■ **Stated exercise**:
Transcribe the lines below exactly, beginning with the line that holds "Parse this screenshot: output" and ending with the final line, both included. Pictures are to be left out.

Stored data

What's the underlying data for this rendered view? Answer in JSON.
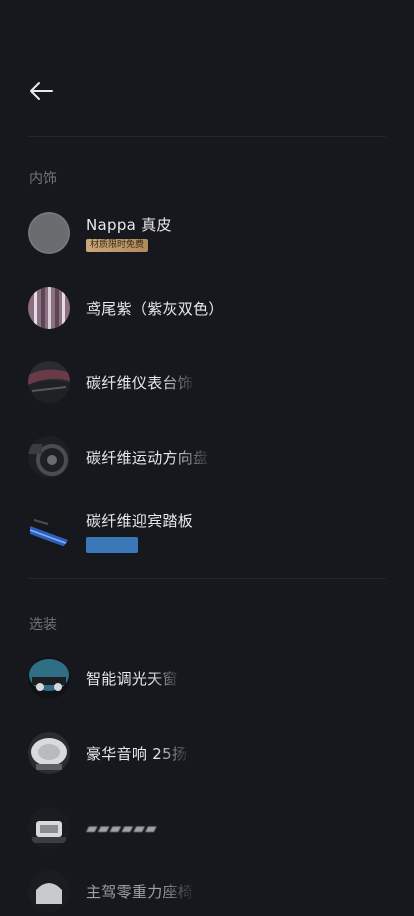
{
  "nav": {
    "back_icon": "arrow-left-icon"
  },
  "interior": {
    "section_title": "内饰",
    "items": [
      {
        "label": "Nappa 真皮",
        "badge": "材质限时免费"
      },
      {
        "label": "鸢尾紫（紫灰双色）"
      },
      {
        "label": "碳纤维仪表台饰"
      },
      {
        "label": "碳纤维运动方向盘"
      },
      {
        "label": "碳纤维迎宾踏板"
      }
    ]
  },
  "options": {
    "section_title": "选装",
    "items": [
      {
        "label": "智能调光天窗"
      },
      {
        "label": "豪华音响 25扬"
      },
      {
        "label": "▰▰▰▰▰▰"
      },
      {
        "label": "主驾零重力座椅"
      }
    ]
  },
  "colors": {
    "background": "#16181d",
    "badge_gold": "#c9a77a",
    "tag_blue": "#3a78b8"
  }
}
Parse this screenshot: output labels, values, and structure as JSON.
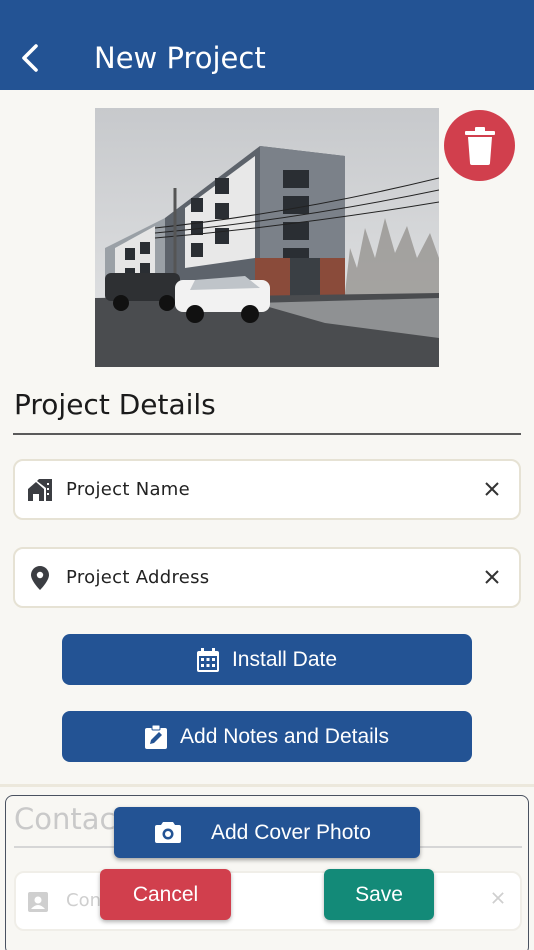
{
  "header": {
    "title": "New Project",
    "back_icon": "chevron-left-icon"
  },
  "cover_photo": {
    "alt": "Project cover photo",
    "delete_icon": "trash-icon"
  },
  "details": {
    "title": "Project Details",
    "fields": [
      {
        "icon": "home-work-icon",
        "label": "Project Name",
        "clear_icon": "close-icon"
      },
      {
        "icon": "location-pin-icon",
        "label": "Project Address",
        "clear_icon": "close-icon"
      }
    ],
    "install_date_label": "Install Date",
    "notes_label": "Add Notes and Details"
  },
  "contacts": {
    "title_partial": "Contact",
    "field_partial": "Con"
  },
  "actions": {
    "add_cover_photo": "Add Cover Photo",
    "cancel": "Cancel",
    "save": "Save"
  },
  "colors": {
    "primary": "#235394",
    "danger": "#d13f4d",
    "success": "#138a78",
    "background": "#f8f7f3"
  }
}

■ **Result of this task**:
Parse this screenshot: output labels, values, and structure as JSON.
{
  "header": {
    "title": "New Project",
    "back_icon": "chevron-left-icon"
  },
  "cover_photo": {
    "alt": "Project cover photo",
    "delete_icon": "trash-icon"
  },
  "details": {
    "title": "Project Details",
    "fields": [
      {
        "icon": "home-work-icon",
        "label": "Project Name",
        "clear_icon": "close-icon"
      },
      {
        "icon": "location-pin-icon",
        "label": "Project Address",
        "clear_icon": "close-icon"
      }
    ],
    "install_date_label": "Install Date",
    "notes_label": "Add Notes and Details"
  },
  "contacts": {
    "title_partial": "Contact",
    "field_partial": "Con"
  },
  "actions": {
    "add_cover_photo": "Add Cover Photo",
    "cancel": "Cancel",
    "save": "Save"
  },
  "colors": {
    "primary": "#235394",
    "danger": "#d13f4d",
    "success": "#138a78",
    "background": "#f8f7f3"
  }
}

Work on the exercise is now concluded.